**** SUPPLIED ENTRIES

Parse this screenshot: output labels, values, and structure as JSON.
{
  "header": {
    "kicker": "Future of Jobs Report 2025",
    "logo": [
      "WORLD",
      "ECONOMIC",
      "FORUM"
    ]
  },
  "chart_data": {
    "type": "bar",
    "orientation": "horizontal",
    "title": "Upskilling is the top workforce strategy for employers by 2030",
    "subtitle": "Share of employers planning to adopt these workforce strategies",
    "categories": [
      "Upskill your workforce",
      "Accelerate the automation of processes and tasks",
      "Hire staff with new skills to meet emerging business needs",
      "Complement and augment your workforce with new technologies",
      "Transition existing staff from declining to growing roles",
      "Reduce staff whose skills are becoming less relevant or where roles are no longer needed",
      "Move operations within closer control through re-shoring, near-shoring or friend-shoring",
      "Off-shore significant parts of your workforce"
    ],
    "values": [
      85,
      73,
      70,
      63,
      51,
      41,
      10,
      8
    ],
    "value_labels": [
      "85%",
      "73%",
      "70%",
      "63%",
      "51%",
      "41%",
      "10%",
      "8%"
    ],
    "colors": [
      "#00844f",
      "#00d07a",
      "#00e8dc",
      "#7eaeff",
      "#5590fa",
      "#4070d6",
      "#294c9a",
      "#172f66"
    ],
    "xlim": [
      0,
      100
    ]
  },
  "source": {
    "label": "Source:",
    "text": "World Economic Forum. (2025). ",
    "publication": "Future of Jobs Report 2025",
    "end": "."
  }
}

********

EXERCISE INSTRUCTIONS –
Make an exact copy of every line in the data.

EXPECTED ANSWER –
Parse this screenshot: output labels, values, and structure as JSON.
{
  "header": {
    "kicker": "Future of Jobs Report 2025",
    "logo": [
      "WORLD",
      "ECONOMIC",
      "FORUM"
    ]
  },
  "chart_data": {
    "type": "bar",
    "orientation": "horizontal",
    "title": "Upskilling is the top workforce strategy for employers by 2030",
    "subtitle": "Share of employers planning to adopt these workforce strategies",
    "categories": [
      "Upskill your workforce",
      "Accelerate the automation of processes and tasks",
      "Hire staff with new skills to meet emerging business needs",
      "Complement and augment your workforce with new technologies",
      "Transition existing staff from declining to growing roles",
      "Reduce staff whose skills are becoming less relevant or where roles are no longer needed",
      "Move operations within closer control through re-shoring, near-shoring or friend-shoring",
      "Off-shore significant parts of your workforce"
    ],
    "values": [
      85,
      73,
      70,
      63,
      51,
      41,
      10,
      8
    ],
    "value_labels": [
      "85%",
      "73%",
      "70%",
      "63%",
      "51%",
      "41%",
      "10%",
      "8%"
    ],
    "colors": [
      "#00844f",
      "#00d07a",
      "#00e8dc",
      "#7eaeff",
      "#5590fa",
      "#4070d6",
      "#294c9a",
      "#172f66"
    ],
    "xlim": [
      0,
      100
    ]
  },
  "source": {
    "label": "Source:",
    "text": "World Economic Forum. (2025). ",
    "publication": "Future of Jobs Report 2025",
    "end": "."
  }
}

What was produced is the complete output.